**WHAT IS REQUIRED**
How many lines of these entries hold the string "Sama"? Reply with the number alone.

**MATERIAL PROVIDED**
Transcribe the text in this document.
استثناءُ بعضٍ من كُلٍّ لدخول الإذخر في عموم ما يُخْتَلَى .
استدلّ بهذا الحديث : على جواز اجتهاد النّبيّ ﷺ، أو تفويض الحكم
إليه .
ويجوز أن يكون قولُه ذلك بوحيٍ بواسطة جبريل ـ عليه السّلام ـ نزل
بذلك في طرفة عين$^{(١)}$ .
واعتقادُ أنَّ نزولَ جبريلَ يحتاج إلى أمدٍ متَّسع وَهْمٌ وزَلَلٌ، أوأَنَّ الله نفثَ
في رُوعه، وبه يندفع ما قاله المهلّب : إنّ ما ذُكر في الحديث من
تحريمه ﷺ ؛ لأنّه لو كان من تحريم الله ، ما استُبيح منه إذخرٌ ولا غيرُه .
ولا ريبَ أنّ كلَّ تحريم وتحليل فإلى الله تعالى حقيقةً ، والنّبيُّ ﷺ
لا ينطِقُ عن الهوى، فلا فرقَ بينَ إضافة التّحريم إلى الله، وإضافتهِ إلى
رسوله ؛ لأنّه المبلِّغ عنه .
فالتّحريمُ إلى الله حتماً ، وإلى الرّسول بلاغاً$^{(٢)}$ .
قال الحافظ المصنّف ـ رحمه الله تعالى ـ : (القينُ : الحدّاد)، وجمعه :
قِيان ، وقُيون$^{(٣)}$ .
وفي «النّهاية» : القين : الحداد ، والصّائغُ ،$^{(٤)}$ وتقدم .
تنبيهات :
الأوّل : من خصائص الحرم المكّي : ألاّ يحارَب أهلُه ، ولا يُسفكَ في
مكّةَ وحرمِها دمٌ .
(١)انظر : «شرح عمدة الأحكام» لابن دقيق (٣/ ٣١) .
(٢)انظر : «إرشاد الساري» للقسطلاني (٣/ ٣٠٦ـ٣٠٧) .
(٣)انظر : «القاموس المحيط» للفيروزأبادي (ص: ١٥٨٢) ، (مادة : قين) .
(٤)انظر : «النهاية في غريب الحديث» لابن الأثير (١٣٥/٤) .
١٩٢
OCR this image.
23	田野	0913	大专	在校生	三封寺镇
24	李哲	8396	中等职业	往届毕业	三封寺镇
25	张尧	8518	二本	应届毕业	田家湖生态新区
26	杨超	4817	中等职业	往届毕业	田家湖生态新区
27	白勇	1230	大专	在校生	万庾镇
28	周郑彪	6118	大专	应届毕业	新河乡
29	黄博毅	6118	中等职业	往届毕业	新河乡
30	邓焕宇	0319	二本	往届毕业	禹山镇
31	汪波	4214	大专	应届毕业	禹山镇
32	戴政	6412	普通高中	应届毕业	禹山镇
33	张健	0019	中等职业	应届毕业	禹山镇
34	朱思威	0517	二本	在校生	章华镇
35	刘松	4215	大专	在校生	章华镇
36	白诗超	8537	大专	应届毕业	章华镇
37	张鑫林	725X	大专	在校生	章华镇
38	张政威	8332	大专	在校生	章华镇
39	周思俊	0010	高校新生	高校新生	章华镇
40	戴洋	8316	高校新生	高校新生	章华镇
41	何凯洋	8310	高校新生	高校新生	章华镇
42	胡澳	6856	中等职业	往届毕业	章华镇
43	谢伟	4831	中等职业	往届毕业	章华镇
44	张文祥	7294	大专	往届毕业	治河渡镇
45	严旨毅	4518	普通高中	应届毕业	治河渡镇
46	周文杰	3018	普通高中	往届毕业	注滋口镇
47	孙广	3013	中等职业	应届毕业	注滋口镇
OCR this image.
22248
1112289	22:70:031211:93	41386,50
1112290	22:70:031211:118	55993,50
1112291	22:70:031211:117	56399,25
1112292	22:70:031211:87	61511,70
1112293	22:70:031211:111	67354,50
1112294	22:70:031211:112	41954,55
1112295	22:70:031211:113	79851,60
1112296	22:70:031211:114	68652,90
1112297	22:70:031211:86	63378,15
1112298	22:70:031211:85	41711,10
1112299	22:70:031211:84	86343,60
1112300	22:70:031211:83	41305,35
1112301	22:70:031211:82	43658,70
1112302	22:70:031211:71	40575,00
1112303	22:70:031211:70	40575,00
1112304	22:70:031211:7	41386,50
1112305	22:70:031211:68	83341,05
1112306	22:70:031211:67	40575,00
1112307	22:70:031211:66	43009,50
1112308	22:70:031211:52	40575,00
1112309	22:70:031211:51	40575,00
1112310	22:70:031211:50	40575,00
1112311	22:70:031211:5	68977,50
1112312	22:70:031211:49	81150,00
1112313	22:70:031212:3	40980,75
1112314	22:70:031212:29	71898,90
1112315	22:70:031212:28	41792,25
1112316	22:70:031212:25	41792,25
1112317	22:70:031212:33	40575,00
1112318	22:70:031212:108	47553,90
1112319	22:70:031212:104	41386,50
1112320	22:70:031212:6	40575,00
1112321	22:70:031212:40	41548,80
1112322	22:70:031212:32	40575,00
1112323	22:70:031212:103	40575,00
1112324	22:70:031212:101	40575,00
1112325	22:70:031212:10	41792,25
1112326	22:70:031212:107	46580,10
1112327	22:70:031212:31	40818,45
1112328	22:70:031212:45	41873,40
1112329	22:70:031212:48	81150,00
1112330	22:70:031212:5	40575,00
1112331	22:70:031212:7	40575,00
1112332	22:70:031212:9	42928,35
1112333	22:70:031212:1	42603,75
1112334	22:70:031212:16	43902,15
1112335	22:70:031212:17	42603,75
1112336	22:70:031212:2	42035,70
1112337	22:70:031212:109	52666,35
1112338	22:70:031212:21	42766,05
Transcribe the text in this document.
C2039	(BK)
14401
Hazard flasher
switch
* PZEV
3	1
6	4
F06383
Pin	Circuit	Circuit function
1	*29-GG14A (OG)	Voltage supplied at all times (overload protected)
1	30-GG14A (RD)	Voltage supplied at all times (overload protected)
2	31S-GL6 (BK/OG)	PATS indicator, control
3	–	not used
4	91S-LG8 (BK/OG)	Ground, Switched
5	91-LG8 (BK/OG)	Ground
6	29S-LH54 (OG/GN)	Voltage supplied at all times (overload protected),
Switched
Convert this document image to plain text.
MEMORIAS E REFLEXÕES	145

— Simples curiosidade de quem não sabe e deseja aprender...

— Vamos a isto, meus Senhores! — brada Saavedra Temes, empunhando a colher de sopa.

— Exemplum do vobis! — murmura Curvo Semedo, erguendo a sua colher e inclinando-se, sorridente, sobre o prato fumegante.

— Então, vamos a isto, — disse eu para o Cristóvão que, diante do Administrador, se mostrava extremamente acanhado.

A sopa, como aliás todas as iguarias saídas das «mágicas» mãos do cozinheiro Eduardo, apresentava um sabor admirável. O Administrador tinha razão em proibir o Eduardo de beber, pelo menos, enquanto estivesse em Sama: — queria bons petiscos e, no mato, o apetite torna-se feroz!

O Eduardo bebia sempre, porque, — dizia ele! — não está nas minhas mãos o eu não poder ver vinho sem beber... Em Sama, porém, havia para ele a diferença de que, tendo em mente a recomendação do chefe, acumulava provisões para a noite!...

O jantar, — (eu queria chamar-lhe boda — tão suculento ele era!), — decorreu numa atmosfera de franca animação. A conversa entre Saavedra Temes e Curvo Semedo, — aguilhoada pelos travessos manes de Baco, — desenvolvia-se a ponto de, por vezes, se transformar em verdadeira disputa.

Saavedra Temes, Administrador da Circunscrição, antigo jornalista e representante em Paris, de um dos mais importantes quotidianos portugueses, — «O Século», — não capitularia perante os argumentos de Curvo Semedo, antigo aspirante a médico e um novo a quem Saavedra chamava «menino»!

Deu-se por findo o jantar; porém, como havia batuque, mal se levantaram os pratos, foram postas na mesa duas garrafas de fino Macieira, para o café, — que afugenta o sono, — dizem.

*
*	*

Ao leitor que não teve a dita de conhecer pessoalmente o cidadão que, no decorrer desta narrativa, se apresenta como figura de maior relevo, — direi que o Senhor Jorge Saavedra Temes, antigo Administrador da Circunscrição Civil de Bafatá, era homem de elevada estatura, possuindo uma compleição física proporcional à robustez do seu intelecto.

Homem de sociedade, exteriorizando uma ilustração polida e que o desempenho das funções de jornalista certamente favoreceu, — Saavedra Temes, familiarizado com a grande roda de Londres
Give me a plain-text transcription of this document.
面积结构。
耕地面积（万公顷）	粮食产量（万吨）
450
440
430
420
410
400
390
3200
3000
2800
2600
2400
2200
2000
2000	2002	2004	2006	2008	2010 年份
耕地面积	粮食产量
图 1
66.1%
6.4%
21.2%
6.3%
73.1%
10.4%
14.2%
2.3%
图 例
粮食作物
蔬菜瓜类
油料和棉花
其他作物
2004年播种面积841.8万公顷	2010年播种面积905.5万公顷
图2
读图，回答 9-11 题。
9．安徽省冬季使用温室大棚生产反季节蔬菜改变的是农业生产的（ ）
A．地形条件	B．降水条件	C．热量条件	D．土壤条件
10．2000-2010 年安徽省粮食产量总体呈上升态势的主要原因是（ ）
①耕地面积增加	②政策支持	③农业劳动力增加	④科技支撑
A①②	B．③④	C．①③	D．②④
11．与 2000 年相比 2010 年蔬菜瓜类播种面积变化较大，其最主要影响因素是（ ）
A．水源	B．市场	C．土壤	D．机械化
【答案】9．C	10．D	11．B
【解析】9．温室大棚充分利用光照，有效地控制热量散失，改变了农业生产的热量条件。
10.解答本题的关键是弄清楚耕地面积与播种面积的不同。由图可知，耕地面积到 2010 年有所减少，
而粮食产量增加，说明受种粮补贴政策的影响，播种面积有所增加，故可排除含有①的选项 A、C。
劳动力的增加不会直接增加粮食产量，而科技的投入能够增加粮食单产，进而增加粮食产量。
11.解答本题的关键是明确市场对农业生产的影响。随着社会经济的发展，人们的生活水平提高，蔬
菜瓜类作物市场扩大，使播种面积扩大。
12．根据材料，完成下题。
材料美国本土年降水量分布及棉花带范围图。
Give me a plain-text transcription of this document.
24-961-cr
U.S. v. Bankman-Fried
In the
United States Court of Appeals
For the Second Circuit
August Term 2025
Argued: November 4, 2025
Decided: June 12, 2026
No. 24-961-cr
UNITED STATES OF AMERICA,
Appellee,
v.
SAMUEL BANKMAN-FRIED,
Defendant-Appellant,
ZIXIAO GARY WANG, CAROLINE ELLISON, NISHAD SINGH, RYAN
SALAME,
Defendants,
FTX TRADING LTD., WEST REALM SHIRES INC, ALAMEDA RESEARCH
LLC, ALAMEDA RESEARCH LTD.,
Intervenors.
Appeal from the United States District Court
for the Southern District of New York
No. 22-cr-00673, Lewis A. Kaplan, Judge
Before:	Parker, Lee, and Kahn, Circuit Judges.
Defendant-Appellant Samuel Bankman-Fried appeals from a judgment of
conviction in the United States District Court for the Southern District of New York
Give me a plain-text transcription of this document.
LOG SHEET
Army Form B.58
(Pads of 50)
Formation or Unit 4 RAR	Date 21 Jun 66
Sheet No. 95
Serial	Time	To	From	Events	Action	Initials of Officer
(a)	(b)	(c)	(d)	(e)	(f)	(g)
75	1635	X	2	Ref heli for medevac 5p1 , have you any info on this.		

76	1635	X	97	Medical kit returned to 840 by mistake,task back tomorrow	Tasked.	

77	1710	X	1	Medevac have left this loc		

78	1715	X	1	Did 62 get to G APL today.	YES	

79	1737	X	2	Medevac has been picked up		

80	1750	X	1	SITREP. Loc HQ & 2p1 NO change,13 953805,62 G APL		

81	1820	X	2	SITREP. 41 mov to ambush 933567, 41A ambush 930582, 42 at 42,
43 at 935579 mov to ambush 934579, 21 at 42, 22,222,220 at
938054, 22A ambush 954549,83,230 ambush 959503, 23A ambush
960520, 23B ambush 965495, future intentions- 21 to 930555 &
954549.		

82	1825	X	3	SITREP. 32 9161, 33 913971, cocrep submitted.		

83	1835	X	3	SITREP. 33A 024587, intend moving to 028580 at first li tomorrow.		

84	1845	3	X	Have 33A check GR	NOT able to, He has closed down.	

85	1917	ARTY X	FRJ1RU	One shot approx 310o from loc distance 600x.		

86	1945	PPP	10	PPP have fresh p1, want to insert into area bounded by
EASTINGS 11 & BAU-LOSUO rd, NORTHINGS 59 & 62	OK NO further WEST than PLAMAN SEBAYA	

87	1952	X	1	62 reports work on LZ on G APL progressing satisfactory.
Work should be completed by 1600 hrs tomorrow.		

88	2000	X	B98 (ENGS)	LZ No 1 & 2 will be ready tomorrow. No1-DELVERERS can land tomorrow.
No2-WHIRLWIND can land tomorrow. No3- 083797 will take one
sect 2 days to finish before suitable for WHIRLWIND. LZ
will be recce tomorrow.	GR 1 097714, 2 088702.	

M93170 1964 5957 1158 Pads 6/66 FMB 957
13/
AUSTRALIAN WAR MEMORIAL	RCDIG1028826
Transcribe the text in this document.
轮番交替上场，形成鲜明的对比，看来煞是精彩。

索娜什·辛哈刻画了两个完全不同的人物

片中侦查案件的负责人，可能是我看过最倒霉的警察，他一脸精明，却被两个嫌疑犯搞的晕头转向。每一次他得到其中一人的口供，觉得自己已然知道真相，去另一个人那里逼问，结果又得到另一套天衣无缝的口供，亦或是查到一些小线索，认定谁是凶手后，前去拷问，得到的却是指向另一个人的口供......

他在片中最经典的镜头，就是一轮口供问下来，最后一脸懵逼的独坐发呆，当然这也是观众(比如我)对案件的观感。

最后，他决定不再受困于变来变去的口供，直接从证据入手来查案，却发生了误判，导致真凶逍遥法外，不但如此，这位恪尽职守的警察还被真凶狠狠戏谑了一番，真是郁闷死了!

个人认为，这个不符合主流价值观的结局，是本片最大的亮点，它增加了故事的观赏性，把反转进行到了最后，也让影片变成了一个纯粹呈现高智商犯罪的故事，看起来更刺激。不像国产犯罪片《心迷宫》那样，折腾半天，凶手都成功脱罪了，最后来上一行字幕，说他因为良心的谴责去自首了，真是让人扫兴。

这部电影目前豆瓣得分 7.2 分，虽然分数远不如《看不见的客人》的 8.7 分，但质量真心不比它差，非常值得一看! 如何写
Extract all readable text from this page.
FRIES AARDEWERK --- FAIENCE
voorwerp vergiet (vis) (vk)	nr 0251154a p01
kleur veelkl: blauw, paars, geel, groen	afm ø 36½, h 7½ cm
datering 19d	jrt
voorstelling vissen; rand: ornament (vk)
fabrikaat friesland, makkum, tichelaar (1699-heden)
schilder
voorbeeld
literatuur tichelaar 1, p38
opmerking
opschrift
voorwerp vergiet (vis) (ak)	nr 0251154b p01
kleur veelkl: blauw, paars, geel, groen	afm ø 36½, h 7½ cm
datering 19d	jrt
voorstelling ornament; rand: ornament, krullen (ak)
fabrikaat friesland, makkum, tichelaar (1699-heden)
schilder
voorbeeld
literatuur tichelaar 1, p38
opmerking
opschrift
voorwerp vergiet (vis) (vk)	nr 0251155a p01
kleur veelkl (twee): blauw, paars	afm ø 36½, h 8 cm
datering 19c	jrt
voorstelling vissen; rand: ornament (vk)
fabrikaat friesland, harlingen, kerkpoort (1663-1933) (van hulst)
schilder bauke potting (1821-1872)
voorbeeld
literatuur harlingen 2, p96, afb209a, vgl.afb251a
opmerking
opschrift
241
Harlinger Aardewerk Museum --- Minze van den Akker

**CORRECT ANSWER**
2